WHAT IS BEING ASKED: How many lines in the entries below include the string "radius"? Answer with the number only.

THE INPUT:
╔══

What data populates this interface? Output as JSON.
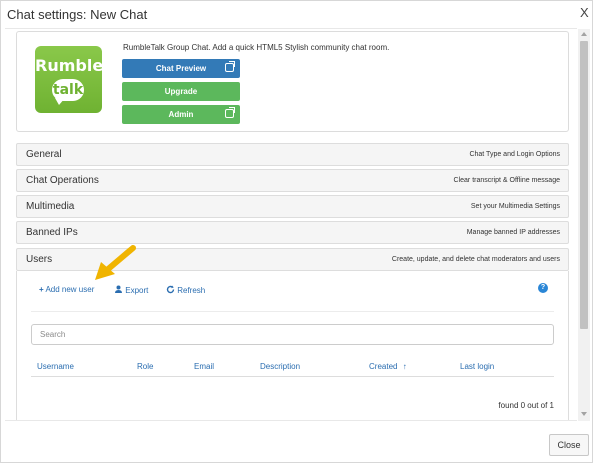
{
  "dialog": {
    "title": "Chat settings: New Chat",
    "close_symbol": "X",
    "close_button_label": "Close"
  },
  "app": {
    "logo_top": "Rumble",
    "logo_bottom": "talk",
    "description": "RumbleTalk Group Chat. Add a quick HTML5 Stylish community chat room.",
    "buttons": {
      "chat_preview": "Chat Preview",
      "upgrade": "Upgrade",
      "admin": "Admin"
    }
  },
  "panels": [
    {
      "title": "General",
      "detail": "Chat Type and Login Options"
    },
    {
      "title": "Chat Operations",
      "detail": "Clear transcript & Offline message"
    },
    {
      "title": "Multimedia",
      "detail": "Set your Multimedia Settings"
    },
    {
      "title": "Banned IPs",
      "detail": "Manage banned IP addresses"
    },
    {
      "title": "Users",
      "detail": "Create, update, and delete chat moderators and users"
    }
  ],
  "users": {
    "add_label": "Add new user",
    "export_label": "Export",
    "refresh_label": "Refresh",
    "help_symbol": "?",
    "search_placeholder": "Search",
    "columns": {
      "username": "Username",
      "role": "Role",
      "email": "Email",
      "description": "Description",
      "created": "Created",
      "sort_symbol": "↑",
      "last_login": "Last login"
    },
    "found_text": "found 0 out of 1"
  },
  "colors": {
    "blue_button": "#337ab7",
    "green_button": "#5cb85c",
    "link": "#2a6db0",
    "arrow": "#f0b400"
  }
}
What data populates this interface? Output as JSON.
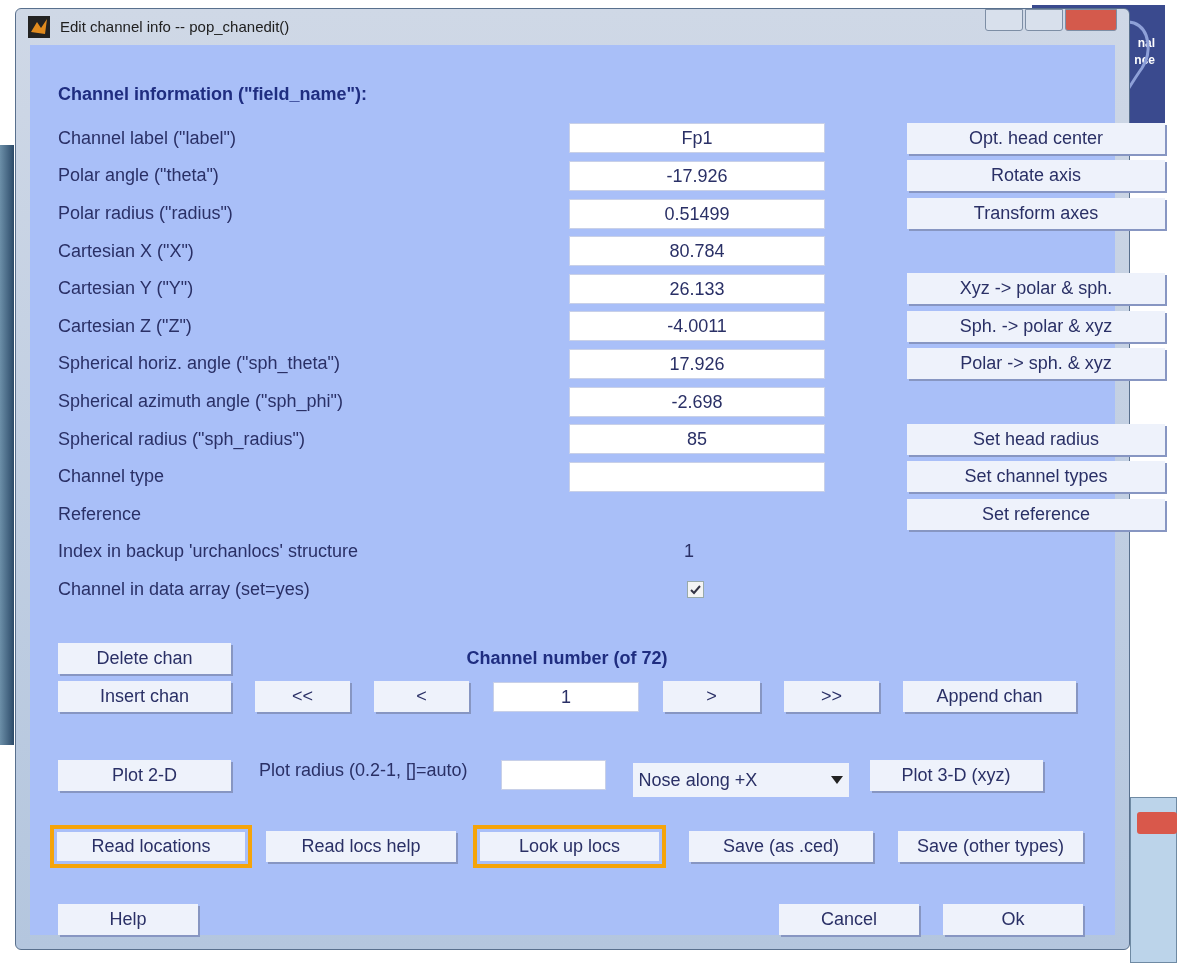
{
  "window": {
    "title": "Edit channel info -- pop_chanedit()"
  },
  "background": {
    "logo_text": [
      "nal",
      "nce"
    ]
  },
  "heading": "Channel information (\"field_name\"):",
  "rows": [
    {
      "label": "Channel label (\"label\")",
      "kind": "input",
      "value": "Fp1",
      "button": "Opt. head center"
    },
    {
      "label": "Polar angle (\"theta\")",
      "kind": "input",
      "value": "-17.926",
      "button": "Rotate axis"
    },
    {
      "label": "Polar radius (\"radius\")",
      "kind": "input",
      "value": "0.51499",
      "button": "Transform axes"
    },
    {
      "label": "Cartesian X (\"X\")",
      "kind": "input",
      "value": "80.784"
    },
    {
      "label": "Cartesian Y (\"Y\")",
      "kind": "input",
      "value": "26.133",
      "button": "Xyz -> polar & sph."
    },
    {
      "label": "Cartesian Z (\"Z\")",
      "kind": "input",
      "value": "-4.0011",
      "button": "Sph. -> polar & xyz"
    },
    {
      "label": "Spherical horiz. angle (\"sph_theta\")",
      "kind": "input",
      "value": "17.926",
      "button": "Polar -> sph. & xyz"
    },
    {
      "label": "Spherical azimuth angle (\"sph_phi\")",
      "kind": "input",
      "value": "-2.698"
    },
    {
      "label": "Spherical radius (\"sph_radius\")",
      "kind": "input",
      "value": "85",
      "button": "Set head radius"
    },
    {
      "label": "Channel type",
      "kind": "input",
      "button": "Set channel types"
    },
    {
      "label": "Reference",
      "kind": "none",
      "button": "Set reference"
    },
    {
      "label": "Index in backup 'urchanlocs' structure",
      "kind": "text",
      "value": "1"
    },
    {
      "label": "Channel in data array (set=yes)",
      "kind": "checkbox",
      "checked": true
    }
  ],
  "channel_nav": {
    "label": "Channel number (of 72)",
    "value": "1",
    "delete": "Delete chan",
    "insert": "Insert chan",
    "first": "<<",
    "prev": "<",
    "next": ">",
    "last": ">>",
    "append": "Append chan"
  },
  "plot_row": {
    "plot2d": "Plot 2-D",
    "radius_label": "Plot radius (0.2-1, []=auto)",
    "orientation": "Nose along +X",
    "plot3d": "Plot 3-D (xyz)"
  },
  "file_buttons": [
    {
      "label": "Read locations",
      "highlighted": true
    },
    {
      "label": "Read locs help",
      "highlighted": false
    },
    {
      "label": "Look up locs",
      "highlighted": true
    },
    {
      "label": "Save (as .ced)",
      "highlighted": false
    },
    {
      "label": "Save (other types)",
      "highlighted": false
    }
  ],
  "footer": {
    "help": "Help",
    "cancel": "Cancel",
    "ok": "Ok"
  }
}
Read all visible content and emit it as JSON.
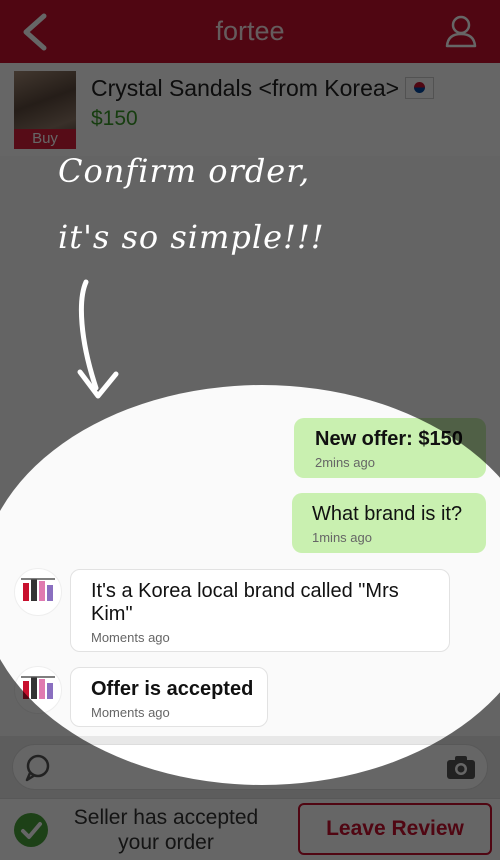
{
  "header": {
    "title": "fortee"
  },
  "product": {
    "name": "Crystal Sandals <from Korea>",
    "price": "$150",
    "buy_label": "Buy"
  },
  "overlay": {
    "line1": "Confirm order,",
    "line2": "it's so simple!!!"
  },
  "messages": [
    {
      "side": "out",
      "text": "New offer: $150",
      "bold": true,
      "time": "2mins ago"
    },
    {
      "side": "out",
      "text": "What brand is it?",
      "bold": false,
      "time": "1mins ago"
    },
    {
      "side": "in",
      "text": "It's a Korea local brand called \"Mrs Kim\"",
      "bold": false,
      "time": "Moments ago"
    },
    {
      "side": "in",
      "text": "Offer is accepted",
      "bold": true,
      "time": "Moments ago"
    }
  ],
  "footer": {
    "status_text": "Seller has accepted your order",
    "review_label": "Leave Review"
  },
  "colors": {
    "brand": "#c8102e",
    "outgoing_bubble": "#c9f0b0",
    "price": "#3a9a2a",
    "check": "#49a33a"
  }
}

╚══

FINAL RESULT: 4